- _PROBLEM STATEMENT_:
The exercise asks you to copy every line below in which "into" appears.

- _SUPPLIED ENTRIES_:
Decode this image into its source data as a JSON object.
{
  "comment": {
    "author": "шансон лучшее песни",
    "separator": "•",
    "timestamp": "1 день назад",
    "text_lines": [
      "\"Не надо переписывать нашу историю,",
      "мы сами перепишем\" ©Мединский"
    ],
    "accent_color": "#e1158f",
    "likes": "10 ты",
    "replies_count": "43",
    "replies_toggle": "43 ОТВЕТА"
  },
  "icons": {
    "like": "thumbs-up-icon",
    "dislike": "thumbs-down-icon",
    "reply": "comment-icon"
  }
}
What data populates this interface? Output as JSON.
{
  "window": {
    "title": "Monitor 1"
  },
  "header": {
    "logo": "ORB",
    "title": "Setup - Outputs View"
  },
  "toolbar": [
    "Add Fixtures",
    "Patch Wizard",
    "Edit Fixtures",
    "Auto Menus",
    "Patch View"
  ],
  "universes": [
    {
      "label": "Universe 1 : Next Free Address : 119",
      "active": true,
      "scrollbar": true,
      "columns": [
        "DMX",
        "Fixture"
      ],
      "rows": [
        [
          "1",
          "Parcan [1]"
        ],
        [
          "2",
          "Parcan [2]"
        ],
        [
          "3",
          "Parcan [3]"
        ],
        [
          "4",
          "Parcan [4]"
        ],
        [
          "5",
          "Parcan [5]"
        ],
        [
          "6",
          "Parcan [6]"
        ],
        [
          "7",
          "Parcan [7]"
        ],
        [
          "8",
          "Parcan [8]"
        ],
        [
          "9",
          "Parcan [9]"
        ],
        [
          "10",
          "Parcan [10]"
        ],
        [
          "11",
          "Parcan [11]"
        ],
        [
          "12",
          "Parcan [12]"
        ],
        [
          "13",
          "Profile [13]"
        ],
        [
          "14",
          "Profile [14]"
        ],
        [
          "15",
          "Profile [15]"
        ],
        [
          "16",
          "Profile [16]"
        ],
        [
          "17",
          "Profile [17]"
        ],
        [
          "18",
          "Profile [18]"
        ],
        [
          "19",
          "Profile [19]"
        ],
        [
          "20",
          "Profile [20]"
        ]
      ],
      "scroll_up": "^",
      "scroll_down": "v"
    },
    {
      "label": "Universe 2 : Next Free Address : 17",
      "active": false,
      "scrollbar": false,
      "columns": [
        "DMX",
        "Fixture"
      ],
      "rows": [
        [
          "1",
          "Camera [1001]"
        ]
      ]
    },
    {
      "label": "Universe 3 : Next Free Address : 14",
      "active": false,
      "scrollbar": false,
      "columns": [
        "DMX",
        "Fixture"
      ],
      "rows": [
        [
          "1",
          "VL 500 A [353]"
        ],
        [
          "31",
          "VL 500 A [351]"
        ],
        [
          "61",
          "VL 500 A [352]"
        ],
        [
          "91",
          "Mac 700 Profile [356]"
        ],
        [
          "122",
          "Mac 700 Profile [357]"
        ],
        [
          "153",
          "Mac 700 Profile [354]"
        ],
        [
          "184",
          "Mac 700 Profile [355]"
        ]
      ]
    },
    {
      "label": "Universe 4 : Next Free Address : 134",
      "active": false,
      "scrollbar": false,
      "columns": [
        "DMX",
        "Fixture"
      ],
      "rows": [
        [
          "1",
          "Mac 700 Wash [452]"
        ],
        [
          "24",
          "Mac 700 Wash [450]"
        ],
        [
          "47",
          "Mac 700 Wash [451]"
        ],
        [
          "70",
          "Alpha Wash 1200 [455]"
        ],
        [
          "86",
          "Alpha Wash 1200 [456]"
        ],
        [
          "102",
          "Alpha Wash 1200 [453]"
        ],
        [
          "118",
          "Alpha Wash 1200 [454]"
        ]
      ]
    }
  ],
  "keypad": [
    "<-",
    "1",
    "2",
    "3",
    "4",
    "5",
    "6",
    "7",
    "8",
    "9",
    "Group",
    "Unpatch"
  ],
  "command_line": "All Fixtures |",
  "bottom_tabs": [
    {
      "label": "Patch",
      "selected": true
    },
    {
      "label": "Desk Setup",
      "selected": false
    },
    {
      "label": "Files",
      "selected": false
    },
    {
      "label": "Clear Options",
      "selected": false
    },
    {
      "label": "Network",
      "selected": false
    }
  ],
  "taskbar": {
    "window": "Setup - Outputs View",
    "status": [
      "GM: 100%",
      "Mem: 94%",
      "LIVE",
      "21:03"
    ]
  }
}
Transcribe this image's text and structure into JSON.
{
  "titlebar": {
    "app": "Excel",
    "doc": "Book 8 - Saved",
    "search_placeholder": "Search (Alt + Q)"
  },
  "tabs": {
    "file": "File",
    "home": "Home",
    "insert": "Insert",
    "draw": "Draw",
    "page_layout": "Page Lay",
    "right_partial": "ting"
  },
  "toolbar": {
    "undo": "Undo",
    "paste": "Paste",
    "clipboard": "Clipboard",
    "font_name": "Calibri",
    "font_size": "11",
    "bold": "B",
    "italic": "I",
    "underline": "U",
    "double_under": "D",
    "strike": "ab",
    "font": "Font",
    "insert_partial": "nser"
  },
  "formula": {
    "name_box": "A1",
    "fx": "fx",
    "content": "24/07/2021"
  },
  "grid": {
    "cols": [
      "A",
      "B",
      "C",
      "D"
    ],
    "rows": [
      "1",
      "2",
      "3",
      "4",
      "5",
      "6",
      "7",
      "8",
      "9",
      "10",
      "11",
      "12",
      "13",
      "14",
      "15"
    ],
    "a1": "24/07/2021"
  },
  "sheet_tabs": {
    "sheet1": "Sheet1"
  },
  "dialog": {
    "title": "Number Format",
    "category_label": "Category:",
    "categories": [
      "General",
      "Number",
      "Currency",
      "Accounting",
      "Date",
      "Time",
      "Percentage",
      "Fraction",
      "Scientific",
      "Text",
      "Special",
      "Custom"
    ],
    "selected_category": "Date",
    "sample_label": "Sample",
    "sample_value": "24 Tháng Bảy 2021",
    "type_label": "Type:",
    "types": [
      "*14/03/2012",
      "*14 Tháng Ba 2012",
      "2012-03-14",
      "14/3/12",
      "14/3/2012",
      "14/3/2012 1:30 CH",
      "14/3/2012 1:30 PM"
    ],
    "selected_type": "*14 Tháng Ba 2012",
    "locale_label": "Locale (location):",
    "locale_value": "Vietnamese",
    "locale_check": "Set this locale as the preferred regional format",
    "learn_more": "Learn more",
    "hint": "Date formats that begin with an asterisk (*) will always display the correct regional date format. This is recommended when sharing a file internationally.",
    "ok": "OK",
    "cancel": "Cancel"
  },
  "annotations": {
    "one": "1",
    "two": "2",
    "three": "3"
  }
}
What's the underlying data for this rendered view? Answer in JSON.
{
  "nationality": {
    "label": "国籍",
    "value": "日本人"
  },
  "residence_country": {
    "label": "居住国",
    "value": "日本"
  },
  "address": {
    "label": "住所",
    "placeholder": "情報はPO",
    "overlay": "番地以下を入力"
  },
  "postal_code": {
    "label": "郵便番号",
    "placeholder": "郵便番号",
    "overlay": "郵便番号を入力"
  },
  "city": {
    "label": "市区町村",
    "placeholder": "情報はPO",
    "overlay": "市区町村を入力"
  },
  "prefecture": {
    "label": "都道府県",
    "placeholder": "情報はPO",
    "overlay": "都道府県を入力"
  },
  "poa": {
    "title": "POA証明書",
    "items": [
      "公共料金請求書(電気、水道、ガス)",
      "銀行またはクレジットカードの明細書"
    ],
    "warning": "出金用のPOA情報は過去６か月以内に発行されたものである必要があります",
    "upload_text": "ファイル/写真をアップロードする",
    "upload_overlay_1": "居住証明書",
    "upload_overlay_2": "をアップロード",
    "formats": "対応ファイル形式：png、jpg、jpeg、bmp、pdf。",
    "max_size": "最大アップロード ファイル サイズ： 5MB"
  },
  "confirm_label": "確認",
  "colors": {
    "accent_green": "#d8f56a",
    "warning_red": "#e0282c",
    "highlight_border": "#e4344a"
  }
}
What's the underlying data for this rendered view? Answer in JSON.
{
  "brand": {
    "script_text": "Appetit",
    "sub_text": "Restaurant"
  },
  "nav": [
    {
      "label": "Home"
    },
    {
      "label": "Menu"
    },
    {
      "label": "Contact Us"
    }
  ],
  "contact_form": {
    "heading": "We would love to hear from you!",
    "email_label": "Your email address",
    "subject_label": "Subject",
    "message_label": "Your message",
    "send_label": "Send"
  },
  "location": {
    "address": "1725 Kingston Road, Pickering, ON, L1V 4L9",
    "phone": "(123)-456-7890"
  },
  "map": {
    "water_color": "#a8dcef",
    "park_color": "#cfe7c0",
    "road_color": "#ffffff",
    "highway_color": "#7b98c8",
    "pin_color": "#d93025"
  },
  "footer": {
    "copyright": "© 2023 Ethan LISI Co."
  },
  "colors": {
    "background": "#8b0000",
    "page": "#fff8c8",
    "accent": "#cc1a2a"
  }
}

- _RESPONSE TO THIS TASK_:
Decode this image into its source data as a JSON object.
Transcribe this image's text and structure into JSON.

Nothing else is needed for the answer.